STATED TASK: List each line holding the string "stosować".

RECORD EXCERPTS:
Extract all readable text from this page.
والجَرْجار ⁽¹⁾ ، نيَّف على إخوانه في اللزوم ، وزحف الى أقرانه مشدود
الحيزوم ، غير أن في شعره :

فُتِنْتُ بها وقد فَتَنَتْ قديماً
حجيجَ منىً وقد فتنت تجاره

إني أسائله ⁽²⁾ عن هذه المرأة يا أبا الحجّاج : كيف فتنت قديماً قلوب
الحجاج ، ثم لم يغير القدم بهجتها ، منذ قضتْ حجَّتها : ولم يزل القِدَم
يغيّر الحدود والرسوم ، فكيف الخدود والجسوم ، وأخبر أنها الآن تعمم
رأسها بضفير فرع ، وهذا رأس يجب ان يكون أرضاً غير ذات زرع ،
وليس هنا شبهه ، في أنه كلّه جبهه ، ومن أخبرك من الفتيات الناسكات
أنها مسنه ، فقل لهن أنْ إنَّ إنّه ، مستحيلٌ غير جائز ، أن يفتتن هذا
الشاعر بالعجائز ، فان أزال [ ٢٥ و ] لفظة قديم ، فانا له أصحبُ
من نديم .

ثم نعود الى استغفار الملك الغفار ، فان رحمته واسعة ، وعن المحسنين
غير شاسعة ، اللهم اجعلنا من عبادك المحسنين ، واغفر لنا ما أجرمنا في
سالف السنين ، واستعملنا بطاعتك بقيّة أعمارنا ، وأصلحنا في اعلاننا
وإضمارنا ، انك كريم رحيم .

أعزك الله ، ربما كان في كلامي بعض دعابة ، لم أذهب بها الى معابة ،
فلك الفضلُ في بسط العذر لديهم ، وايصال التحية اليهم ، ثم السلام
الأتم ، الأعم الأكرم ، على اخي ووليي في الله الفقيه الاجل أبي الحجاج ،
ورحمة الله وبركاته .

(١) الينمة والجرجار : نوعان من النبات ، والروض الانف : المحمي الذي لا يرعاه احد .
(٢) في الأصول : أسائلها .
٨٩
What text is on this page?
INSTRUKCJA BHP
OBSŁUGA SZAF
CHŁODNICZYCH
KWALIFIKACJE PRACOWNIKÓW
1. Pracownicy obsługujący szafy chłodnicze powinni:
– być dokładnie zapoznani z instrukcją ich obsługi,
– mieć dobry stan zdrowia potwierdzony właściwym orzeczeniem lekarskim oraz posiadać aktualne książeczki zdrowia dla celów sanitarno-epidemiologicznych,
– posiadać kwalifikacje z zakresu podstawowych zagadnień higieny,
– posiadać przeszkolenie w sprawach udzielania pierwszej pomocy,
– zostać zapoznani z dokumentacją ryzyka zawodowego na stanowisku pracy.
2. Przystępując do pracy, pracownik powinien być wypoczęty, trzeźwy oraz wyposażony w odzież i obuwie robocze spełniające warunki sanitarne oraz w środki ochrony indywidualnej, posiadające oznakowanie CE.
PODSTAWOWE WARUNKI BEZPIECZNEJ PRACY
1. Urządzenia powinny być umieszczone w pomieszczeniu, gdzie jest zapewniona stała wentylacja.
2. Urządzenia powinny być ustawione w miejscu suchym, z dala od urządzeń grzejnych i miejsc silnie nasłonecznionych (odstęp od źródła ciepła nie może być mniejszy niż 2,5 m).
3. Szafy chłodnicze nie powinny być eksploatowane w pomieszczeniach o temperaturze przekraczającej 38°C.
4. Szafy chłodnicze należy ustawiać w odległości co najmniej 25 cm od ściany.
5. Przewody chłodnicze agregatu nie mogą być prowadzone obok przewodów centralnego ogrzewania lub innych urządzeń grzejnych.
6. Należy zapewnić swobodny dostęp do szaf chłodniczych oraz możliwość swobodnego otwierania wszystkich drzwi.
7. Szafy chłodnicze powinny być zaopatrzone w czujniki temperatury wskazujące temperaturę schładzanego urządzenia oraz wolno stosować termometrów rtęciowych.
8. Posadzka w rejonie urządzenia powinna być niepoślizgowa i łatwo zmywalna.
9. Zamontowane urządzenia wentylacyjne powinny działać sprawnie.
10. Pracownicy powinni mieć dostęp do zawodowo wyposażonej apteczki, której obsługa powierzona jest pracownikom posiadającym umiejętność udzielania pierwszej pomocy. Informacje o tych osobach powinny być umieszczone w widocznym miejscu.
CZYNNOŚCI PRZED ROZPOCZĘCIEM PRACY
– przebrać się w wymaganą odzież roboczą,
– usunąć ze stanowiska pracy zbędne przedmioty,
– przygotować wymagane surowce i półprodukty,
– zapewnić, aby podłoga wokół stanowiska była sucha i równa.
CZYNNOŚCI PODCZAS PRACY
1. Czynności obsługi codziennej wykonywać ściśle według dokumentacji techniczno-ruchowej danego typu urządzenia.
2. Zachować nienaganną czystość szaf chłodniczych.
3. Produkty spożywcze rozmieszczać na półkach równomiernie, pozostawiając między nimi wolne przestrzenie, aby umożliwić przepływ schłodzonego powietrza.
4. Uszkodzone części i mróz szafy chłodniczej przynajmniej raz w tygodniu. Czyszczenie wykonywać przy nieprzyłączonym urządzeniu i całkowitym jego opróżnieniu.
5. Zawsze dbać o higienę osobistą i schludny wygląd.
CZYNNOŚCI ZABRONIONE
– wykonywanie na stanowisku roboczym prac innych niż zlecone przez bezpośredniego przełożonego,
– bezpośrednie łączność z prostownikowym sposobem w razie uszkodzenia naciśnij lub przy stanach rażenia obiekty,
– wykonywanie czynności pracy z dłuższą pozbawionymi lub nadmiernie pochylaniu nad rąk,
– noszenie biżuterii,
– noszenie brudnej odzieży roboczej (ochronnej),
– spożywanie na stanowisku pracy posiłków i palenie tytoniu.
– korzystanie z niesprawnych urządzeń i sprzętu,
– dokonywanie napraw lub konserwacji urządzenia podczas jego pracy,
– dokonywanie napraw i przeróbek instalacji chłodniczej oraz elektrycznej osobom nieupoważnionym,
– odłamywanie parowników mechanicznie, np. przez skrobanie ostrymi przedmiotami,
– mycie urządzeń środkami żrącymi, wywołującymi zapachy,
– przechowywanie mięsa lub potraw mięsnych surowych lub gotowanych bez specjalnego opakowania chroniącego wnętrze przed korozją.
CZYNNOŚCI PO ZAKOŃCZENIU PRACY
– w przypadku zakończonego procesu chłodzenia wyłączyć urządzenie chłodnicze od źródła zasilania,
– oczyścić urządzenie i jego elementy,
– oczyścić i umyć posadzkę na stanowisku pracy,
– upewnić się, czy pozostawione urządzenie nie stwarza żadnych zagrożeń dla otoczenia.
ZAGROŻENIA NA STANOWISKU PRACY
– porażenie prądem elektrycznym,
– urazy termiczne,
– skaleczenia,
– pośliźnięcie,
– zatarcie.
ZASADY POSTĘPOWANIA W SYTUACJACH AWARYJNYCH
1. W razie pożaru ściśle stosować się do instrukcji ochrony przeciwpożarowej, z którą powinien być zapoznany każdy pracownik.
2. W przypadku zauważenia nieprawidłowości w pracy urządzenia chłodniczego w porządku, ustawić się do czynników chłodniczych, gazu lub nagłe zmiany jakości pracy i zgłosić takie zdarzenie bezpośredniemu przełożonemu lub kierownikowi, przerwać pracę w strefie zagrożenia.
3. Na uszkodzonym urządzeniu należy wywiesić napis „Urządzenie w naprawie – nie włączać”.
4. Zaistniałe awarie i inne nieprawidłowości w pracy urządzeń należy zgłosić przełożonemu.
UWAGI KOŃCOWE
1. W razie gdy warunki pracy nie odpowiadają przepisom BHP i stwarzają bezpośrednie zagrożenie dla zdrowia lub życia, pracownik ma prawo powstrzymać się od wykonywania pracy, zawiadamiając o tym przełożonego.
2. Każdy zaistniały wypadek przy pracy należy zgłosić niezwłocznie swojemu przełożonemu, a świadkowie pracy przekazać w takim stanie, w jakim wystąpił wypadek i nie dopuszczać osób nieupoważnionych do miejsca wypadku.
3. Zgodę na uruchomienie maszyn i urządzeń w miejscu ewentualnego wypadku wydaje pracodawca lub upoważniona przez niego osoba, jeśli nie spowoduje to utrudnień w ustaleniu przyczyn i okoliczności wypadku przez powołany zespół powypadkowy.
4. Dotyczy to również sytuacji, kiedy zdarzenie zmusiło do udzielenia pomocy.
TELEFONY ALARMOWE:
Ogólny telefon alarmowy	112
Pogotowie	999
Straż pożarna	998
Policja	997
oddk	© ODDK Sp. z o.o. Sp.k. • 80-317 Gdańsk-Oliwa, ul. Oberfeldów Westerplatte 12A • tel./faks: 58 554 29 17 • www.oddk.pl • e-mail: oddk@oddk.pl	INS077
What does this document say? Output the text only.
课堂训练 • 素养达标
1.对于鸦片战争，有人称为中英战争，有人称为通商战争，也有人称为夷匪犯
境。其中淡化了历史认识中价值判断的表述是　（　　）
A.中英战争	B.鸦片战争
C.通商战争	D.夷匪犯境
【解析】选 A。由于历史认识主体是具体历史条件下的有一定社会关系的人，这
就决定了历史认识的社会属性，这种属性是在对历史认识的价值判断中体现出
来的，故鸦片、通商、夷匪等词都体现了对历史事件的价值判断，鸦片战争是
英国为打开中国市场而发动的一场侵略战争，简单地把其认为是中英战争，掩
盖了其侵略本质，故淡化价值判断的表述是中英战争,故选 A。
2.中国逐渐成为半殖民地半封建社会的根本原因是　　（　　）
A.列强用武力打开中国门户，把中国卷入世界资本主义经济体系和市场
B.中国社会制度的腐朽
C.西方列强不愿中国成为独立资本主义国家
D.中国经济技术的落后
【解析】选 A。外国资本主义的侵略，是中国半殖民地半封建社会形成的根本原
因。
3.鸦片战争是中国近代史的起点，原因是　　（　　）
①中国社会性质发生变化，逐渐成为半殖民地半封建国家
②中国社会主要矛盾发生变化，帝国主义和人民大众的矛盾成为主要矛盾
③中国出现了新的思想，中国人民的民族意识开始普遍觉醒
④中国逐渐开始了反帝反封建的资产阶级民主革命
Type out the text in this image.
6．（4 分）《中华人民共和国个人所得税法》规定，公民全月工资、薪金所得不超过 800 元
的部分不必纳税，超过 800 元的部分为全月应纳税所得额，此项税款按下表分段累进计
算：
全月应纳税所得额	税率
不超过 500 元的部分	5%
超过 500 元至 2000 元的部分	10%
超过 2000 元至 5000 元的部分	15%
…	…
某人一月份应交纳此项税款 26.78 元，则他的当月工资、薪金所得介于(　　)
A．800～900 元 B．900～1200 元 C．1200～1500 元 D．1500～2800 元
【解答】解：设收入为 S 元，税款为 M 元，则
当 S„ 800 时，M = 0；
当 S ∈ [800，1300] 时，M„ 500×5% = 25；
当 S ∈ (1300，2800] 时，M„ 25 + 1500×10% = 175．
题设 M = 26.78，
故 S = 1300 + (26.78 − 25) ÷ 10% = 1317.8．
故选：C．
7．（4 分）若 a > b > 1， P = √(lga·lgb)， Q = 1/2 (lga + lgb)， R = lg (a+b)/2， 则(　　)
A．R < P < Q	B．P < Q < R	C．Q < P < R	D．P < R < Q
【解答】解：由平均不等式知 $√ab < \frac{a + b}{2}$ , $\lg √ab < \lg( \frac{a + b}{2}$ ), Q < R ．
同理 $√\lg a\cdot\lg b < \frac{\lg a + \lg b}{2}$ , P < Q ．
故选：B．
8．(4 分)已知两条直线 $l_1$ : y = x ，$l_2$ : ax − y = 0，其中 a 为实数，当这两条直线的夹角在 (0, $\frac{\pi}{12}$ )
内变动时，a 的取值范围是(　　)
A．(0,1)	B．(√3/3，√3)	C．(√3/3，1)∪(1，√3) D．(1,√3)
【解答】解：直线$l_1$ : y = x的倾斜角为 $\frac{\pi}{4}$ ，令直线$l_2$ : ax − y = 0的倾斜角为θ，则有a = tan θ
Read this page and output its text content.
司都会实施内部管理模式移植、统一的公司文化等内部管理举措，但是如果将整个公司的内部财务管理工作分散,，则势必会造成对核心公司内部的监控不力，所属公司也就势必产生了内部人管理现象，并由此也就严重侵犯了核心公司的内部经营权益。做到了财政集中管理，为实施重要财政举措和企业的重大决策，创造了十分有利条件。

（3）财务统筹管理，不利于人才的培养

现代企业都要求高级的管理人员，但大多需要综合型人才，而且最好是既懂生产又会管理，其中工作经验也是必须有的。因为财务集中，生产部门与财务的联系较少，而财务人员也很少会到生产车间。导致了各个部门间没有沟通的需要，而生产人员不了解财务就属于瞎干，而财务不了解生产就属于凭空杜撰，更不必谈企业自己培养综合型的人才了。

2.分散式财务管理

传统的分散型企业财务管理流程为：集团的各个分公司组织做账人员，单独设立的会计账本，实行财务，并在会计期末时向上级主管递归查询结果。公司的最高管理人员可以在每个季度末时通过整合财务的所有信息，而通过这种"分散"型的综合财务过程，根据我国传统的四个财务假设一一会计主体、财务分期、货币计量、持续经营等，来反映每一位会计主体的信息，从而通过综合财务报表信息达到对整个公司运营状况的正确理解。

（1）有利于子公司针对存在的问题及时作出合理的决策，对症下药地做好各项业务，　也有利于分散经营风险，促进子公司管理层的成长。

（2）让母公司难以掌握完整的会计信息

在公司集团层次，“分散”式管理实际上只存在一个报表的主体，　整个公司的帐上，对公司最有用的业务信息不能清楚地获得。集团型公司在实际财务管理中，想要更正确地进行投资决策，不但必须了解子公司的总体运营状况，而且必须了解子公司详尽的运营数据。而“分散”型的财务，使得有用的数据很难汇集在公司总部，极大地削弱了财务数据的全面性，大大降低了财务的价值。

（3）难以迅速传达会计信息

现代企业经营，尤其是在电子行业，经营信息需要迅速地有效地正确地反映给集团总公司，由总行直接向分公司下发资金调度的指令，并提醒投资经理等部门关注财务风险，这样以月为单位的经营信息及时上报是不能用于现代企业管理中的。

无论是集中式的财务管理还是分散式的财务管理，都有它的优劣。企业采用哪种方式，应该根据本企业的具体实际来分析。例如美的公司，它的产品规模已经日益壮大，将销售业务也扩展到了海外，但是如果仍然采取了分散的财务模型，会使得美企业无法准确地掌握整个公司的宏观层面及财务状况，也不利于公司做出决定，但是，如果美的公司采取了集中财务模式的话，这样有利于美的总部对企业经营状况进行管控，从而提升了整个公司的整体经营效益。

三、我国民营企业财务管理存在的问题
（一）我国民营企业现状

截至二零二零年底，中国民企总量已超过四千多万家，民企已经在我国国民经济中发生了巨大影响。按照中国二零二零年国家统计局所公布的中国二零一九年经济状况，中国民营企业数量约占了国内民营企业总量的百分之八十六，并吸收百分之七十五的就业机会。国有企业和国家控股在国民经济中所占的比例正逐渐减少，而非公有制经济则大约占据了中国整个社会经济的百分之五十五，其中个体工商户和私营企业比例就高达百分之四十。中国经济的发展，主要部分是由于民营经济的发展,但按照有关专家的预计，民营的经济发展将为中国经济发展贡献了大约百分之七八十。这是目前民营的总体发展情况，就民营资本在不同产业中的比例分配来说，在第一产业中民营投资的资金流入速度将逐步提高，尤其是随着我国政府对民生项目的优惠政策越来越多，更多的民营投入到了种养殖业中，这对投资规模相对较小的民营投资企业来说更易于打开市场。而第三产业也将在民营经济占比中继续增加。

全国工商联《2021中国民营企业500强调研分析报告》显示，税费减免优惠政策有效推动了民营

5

REPLY TO THE TASK:
7. Szafy chłodnicze powinny być zaopatrzone w czujniki temperatury wskazujące temperaturę schładzanego urządzenia oraz wolno stosować termometrów rtęciowych.
1. W razie pożaru ściśle stosować się do instrukcji ochrony przeciwpożarowej, z którą powinien być zapoznany każdy pracownik.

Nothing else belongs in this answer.